### [Task to carry out]
Each line that includes the string "Developer" counts once; give the total and nothing else.

### [Supplied data]

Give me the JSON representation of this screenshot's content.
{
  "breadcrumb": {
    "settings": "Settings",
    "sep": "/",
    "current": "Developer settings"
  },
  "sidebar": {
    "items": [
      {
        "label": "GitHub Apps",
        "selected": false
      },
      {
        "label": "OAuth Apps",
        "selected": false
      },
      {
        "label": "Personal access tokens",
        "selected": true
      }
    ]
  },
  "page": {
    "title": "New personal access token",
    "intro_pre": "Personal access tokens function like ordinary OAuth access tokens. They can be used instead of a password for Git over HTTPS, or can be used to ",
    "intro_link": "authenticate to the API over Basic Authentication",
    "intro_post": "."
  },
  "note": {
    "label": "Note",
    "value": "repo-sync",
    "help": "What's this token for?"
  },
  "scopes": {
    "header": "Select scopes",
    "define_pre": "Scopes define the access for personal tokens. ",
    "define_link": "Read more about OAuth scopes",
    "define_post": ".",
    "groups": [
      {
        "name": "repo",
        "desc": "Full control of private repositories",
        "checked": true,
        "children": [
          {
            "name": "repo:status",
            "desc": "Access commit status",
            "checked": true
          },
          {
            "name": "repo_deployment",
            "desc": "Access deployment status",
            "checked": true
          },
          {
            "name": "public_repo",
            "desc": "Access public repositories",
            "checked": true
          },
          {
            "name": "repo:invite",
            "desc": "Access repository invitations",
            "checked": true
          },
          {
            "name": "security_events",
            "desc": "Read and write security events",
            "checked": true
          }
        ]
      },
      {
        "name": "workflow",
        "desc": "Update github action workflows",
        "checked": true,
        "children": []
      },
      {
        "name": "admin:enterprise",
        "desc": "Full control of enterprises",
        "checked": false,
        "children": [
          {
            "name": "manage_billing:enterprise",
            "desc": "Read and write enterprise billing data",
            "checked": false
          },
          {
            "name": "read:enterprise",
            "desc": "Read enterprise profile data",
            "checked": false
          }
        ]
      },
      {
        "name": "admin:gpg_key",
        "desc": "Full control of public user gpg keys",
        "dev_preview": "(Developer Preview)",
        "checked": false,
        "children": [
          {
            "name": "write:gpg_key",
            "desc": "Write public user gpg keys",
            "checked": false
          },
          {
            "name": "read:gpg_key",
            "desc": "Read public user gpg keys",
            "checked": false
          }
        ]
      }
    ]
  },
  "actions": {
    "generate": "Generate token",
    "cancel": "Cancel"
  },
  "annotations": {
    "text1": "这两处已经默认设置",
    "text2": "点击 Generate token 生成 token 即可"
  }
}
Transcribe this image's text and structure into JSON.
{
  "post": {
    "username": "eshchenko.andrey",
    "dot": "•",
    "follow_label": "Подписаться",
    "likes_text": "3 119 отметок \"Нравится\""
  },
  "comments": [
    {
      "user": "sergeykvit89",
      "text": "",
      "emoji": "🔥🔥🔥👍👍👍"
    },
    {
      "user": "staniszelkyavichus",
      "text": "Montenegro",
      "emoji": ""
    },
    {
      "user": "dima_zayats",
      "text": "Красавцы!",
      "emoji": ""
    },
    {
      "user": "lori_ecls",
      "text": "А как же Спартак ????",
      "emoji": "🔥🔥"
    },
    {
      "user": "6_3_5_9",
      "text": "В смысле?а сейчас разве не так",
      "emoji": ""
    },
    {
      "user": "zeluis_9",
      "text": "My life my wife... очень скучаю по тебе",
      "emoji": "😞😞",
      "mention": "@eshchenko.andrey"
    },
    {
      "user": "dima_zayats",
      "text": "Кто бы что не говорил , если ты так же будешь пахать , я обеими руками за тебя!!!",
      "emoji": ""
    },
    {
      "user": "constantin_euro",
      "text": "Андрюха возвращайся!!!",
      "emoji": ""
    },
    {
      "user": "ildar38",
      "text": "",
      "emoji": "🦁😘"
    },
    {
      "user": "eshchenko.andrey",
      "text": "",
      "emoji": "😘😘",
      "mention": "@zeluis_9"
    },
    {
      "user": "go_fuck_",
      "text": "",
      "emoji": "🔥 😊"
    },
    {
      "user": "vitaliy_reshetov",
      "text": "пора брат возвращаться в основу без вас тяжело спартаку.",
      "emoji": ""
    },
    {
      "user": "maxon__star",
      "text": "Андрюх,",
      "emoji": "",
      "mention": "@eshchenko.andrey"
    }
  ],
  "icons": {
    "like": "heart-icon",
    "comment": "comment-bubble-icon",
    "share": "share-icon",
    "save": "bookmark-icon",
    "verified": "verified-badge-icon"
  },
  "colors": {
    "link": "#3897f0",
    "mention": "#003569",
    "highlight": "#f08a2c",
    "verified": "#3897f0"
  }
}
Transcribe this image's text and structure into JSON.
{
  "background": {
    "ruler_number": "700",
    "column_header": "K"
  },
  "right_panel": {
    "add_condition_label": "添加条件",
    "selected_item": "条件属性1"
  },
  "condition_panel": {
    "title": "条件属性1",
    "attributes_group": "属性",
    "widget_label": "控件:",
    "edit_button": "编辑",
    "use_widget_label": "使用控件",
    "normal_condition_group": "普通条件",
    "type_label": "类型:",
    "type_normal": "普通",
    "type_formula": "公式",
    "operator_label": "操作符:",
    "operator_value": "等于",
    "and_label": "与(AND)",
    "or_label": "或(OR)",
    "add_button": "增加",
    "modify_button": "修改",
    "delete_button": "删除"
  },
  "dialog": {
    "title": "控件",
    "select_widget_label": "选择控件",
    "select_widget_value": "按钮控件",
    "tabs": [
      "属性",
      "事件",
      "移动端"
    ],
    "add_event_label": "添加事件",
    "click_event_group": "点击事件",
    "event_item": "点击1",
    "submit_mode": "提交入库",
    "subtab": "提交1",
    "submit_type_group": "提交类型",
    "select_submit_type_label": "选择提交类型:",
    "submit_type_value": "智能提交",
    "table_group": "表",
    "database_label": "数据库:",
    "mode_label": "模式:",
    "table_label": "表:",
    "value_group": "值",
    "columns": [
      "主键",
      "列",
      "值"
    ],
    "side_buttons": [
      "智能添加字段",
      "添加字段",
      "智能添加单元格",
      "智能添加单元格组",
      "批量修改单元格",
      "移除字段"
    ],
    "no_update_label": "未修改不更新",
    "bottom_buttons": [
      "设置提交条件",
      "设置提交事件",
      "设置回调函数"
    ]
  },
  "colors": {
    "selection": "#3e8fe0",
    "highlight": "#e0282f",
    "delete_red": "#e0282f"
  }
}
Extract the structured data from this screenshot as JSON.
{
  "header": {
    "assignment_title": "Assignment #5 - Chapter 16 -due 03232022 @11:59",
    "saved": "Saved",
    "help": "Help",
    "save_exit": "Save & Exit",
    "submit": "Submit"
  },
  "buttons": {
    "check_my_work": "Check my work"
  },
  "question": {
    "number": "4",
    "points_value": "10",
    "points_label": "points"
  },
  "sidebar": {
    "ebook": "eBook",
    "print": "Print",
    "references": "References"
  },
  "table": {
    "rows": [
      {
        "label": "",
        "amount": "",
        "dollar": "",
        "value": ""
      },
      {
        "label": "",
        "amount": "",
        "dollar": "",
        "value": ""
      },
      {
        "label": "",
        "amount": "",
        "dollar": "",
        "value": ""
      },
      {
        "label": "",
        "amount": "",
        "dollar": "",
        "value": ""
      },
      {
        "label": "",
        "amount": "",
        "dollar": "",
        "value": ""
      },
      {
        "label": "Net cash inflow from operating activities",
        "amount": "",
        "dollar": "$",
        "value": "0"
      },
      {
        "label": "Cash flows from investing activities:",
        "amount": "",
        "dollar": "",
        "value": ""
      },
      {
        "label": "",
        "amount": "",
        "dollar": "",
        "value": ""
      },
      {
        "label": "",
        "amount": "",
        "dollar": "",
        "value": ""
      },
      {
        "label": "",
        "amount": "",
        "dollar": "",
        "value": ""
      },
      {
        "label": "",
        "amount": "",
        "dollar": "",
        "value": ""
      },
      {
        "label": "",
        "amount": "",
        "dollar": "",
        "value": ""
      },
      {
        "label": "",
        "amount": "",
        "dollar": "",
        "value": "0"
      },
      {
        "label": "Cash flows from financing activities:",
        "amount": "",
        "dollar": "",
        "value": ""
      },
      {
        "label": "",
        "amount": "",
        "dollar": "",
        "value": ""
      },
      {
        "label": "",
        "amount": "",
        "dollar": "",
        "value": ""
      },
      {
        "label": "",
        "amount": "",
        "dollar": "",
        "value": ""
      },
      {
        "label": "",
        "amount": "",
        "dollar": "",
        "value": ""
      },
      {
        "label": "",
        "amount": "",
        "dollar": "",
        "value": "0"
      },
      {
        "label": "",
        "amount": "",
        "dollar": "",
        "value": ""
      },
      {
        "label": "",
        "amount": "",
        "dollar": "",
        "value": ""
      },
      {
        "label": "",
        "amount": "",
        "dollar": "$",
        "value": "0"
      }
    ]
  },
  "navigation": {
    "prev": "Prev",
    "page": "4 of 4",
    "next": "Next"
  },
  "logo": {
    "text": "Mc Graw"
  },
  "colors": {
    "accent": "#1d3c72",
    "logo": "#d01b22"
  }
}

### [Written solution]
2